**Problem to solve**:
Type out the data exactly as given. Skip any image.

**Provided data**:
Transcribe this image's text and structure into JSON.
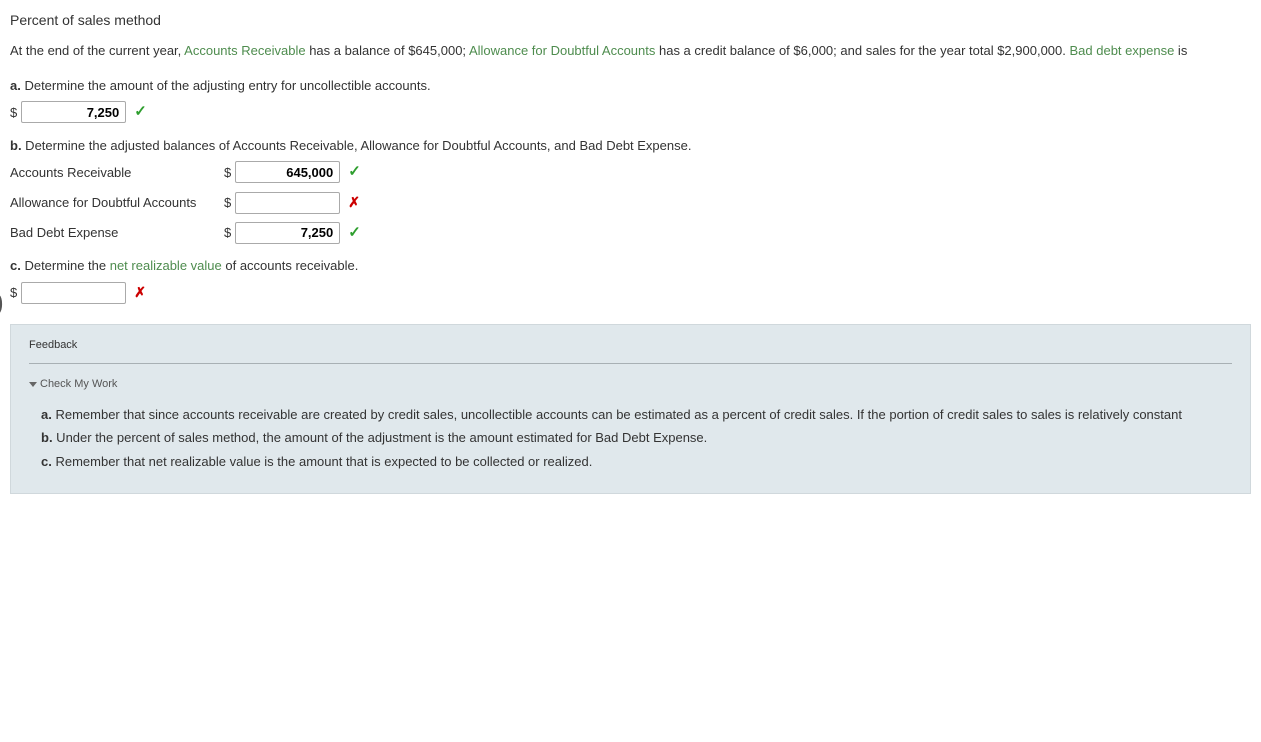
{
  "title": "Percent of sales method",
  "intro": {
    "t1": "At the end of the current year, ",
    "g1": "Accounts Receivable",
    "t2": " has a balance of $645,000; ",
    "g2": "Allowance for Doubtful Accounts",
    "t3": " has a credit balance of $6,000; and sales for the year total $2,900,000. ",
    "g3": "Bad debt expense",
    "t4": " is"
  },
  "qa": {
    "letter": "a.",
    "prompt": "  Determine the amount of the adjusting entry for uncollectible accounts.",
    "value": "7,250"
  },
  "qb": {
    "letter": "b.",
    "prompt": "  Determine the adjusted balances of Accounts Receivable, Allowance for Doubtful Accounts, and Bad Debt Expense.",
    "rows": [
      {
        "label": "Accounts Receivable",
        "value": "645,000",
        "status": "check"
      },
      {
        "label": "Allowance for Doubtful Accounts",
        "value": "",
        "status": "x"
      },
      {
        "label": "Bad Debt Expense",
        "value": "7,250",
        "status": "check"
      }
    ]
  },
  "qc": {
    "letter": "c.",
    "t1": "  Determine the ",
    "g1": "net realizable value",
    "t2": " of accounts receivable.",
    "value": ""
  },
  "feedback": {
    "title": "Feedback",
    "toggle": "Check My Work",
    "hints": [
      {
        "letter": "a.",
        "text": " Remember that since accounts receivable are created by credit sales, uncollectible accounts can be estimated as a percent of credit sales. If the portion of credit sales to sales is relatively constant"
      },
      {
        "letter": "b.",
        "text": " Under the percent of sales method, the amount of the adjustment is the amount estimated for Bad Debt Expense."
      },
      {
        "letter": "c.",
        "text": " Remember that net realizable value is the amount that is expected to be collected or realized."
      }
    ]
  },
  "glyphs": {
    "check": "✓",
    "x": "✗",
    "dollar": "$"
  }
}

**Solution**:
Transcribe this image's text and structure into JSON.
{
  "title": "Percent of sales method",
  "intro": {
    "t1": "At the end of the current year, ",
    "g1": "Accounts Receivable",
    "t2": " has a balance of $645,000; ",
    "g2": "Allowance for Doubtful Accounts",
    "t3": " has a credit balance of $6,000; and sales for the year total $2,900,000. ",
    "g3": "Bad debt expense",
    "t4": " is"
  },
  "qa": {
    "letter": "a.",
    "prompt": "  Determine the amount of the adjusting entry for uncollectible accounts.",
    "value": "7,250"
  },
  "qb": {
    "letter": "b.",
    "prompt": "  Determine the adjusted balances of Accounts Receivable, Allowance for Doubtful Accounts, and Bad Debt Expense.",
    "rows": [
      {
        "label": "Accounts Receivable",
        "value": "645,000",
        "status": "check"
      },
      {
        "label": "Allowance for Doubtful Accounts",
        "value": "",
        "status": "x"
      },
      {
        "label": "Bad Debt Expense",
        "value": "7,250",
        "status": "check"
      }
    ]
  },
  "qc": {
    "letter": "c.",
    "t1": "  Determine the ",
    "g1": "net realizable value",
    "t2": " of accounts receivable.",
    "value": ""
  },
  "feedback": {
    "title": "Feedback",
    "toggle": "Check My Work",
    "hints": [
      {
        "letter": "a.",
        "text": " Remember that since accounts receivable are created by credit sales, uncollectible accounts can be estimated as a percent of credit sales. If the portion of credit sales to sales is relatively constant"
      },
      {
        "letter": "b.",
        "text": " Under the percent of sales method, the amount of the adjustment is the amount estimated for Bad Debt Expense."
      },
      {
        "letter": "c.",
        "text": " Remember that net realizable value is the amount that is expected to be collected or realized."
      }
    ]
  },
  "glyphs": {
    "check": "✓",
    "x": "✗",
    "dollar": "$"
  }
}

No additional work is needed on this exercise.